PROBLEM TO SOLVE:
Transcribe the listing in full, excluding any pictures.

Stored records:
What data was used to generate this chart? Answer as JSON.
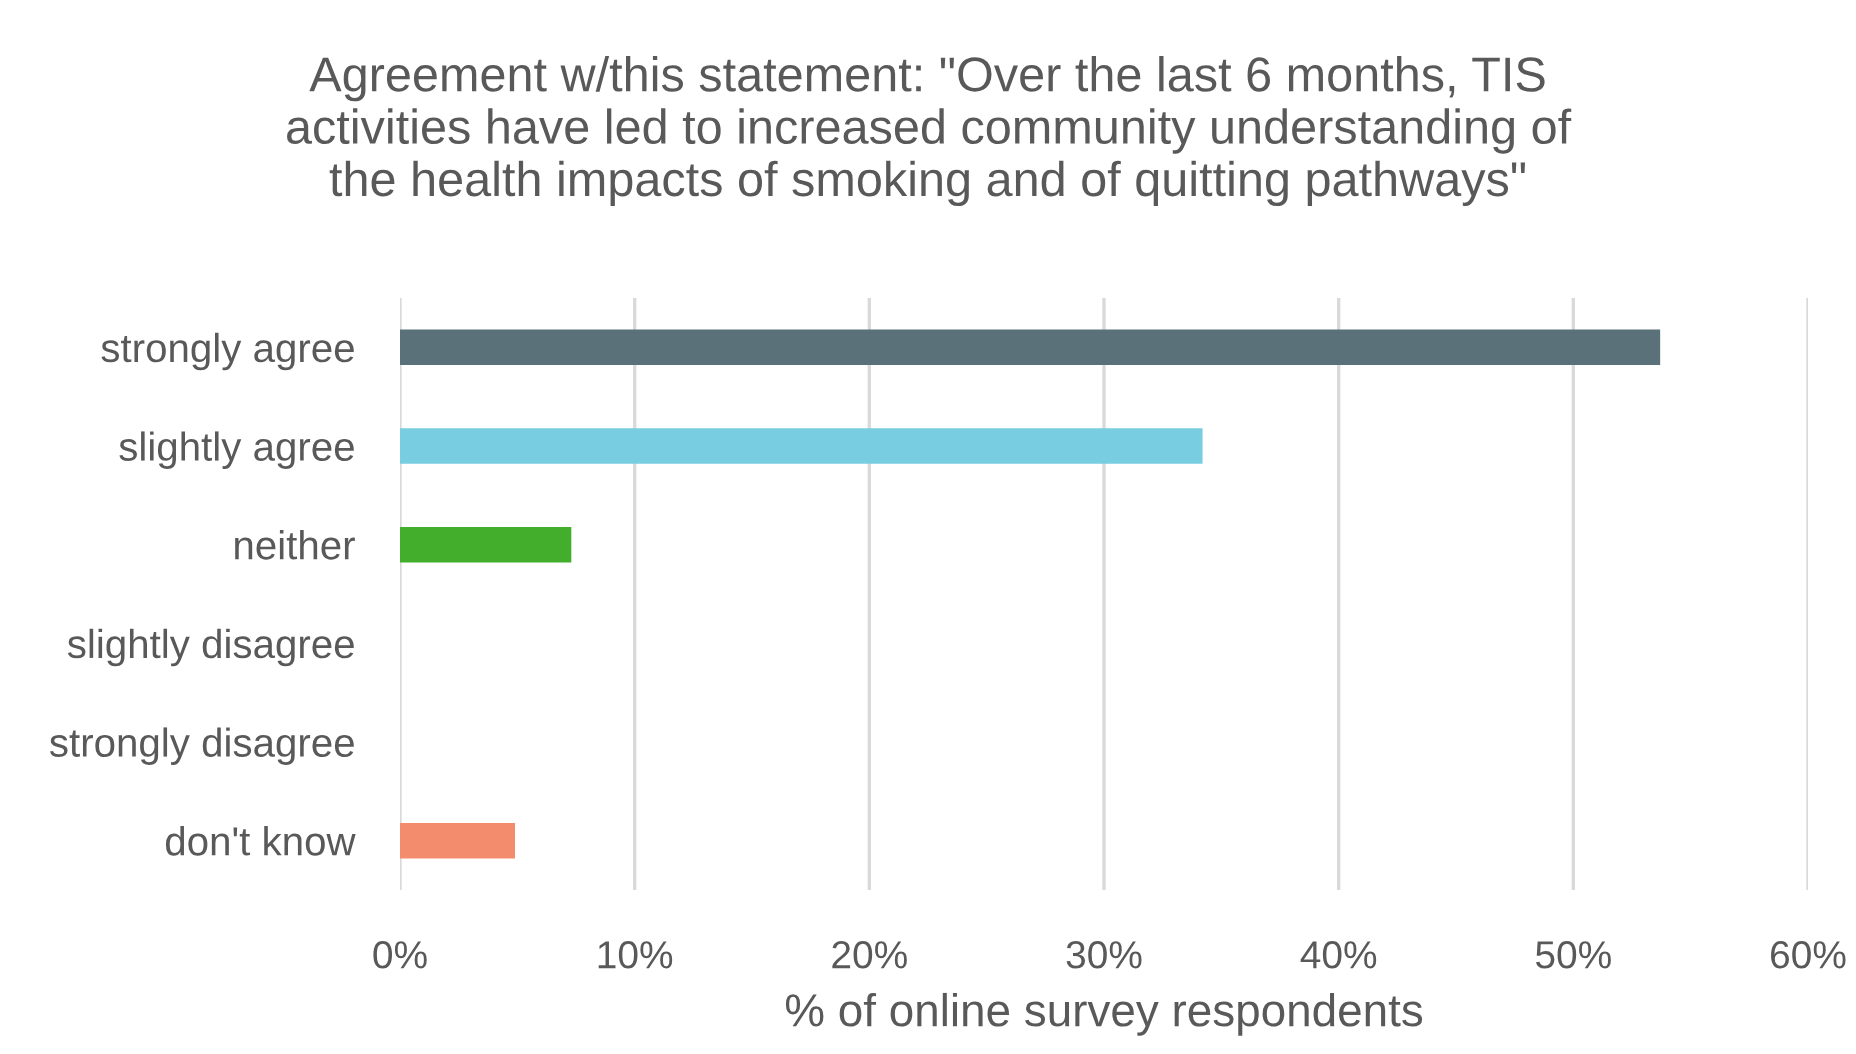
{
  "chart_data": {
    "type": "bar",
    "orientation": "horizontal",
    "title": "Agreement w/this statement: \"Over the last 6 months, TIS\nactivities have led to increased community understanding of\nthe health impacts of smoking and of quitting pathways\"",
    "xlabel": "% of online survey respondents",
    "categories": [
      "strongly agree",
      "slightly agree",
      "neither",
      "slightly disagree",
      "strongly disagree",
      "don't know"
    ],
    "values": [
      53.7,
      34.2,
      7.3,
      0,
      0,
      4.9
    ],
    "colors": [
      "#5a717a",
      "#78cde1",
      "#43ad2c",
      null,
      null,
      "#f38c6c"
    ],
    "xlim": [
      0,
      60
    ],
    "xticks": [
      {
        "value": 0,
        "label": "0%"
      },
      {
        "value": 10,
        "label": "10%"
      },
      {
        "value": 20,
        "label": "20%"
      },
      {
        "value": 30,
        "label": "30%"
      },
      {
        "value": 40,
        "label": "40%"
      },
      {
        "value": 50,
        "label": "50%"
      },
      {
        "value": 60,
        "label": "60%"
      }
    ],
    "grid": "x"
  }
}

REPLY TO THE EXERCISE:
What data was used to generate this chart? Answer as JSON.
{
  "chart_data": {
    "type": "bar",
    "orientation": "horizontal",
    "title": "Agreement w/this statement: \"Over the last 6 months, TIS\nactivities have led to increased community understanding of\nthe health impacts of smoking and of quitting pathways\"",
    "xlabel": "% of online survey respondents",
    "categories": [
      "strongly agree",
      "slightly agree",
      "neither",
      "slightly disagree",
      "strongly disagree",
      "don't know"
    ],
    "values": [
      53.7,
      34.2,
      7.3,
      0,
      0,
      4.9
    ],
    "colors": [
      "#5a717a",
      "#78cde1",
      "#43ad2c",
      null,
      null,
      "#f38c6c"
    ],
    "xlim": [
      0,
      60
    ],
    "xticks": [
      {
        "value": 0,
        "label": "0%"
      },
      {
        "value": 10,
        "label": "10%"
      },
      {
        "value": 20,
        "label": "20%"
      },
      {
        "value": 30,
        "label": "30%"
      },
      {
        "value": 40,
        "label": "40%"
      },
      {
        "value": 50,
        "label": "50%"
      },
      {
        "value": 60,
        "label": "60%"
      }
    ],
    "grid": "x"
  }
}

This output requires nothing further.